# [Set exercise]
List each line of the data in which the string "每可最多联系API次数请联系QQ" appears.

══ Supplied material ══

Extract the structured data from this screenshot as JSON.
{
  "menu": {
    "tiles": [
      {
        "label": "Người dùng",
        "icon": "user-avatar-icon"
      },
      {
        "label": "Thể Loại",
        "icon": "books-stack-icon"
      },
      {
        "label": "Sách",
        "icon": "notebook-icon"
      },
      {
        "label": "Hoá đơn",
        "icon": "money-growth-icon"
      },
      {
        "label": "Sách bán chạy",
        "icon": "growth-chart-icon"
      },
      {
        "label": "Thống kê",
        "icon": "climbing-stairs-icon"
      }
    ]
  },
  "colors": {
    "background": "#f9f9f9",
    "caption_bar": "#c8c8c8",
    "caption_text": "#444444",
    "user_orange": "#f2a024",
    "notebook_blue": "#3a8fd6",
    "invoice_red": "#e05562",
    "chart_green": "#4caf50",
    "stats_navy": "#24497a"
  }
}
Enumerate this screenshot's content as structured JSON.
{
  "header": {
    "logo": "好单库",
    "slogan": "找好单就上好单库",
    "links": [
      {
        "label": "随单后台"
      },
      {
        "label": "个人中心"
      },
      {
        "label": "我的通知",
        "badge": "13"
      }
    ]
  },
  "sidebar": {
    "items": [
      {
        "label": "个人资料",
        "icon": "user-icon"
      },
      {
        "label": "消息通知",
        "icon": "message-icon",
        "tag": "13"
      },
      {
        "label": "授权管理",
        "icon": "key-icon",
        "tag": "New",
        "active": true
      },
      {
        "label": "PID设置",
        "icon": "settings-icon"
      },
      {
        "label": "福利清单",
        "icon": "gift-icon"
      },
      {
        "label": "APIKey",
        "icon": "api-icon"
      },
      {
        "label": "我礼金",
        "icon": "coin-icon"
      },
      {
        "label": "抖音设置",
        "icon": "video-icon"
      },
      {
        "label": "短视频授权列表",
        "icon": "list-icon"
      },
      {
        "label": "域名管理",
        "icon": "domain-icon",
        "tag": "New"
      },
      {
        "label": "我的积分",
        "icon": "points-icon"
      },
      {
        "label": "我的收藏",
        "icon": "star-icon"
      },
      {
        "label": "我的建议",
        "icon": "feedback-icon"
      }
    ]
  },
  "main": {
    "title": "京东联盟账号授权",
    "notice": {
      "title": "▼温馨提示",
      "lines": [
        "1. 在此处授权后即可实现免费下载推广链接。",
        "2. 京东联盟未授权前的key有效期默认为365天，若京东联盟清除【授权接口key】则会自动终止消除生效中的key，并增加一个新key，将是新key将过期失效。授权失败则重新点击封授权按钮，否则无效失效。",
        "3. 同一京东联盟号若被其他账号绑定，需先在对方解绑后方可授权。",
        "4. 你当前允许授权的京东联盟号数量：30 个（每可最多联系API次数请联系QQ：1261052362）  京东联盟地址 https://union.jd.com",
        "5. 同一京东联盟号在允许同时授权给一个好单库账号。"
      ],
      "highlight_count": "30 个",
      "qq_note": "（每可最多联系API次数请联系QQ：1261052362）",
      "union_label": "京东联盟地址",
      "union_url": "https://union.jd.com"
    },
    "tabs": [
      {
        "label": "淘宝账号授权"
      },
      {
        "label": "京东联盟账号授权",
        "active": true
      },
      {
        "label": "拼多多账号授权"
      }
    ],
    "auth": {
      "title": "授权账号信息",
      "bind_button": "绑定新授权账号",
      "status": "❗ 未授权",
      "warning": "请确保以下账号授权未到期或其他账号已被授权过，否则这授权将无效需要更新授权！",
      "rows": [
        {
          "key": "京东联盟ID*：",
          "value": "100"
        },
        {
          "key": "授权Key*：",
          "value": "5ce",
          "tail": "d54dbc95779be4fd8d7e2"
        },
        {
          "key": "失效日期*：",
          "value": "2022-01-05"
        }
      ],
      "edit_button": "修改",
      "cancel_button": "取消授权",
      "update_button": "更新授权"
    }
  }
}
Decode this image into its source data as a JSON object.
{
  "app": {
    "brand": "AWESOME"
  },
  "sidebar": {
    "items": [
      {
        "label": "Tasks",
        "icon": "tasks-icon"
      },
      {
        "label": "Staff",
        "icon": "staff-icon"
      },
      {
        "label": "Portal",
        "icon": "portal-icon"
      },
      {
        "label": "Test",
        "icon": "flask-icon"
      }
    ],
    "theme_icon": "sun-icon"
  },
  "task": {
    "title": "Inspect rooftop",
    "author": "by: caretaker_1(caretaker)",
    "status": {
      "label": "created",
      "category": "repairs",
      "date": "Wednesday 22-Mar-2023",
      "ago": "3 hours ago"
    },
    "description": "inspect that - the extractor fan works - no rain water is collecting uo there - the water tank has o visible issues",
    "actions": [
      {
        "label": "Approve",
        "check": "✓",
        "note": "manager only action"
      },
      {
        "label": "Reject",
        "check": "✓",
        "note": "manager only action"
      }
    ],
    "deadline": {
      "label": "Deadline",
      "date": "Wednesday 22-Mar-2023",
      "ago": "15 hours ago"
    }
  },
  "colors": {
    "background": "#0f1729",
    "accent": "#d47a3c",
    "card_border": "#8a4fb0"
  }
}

═══

# [Result]
        "4. 你当前允许授权的京东联盟号数量：30 个（每可最多联系API次数请联系QQ：1261052362）  京东联盟地址 https://union.jd.com",
      "qq_note": "（每可最多联系API次数请联系QQ：1261052362）",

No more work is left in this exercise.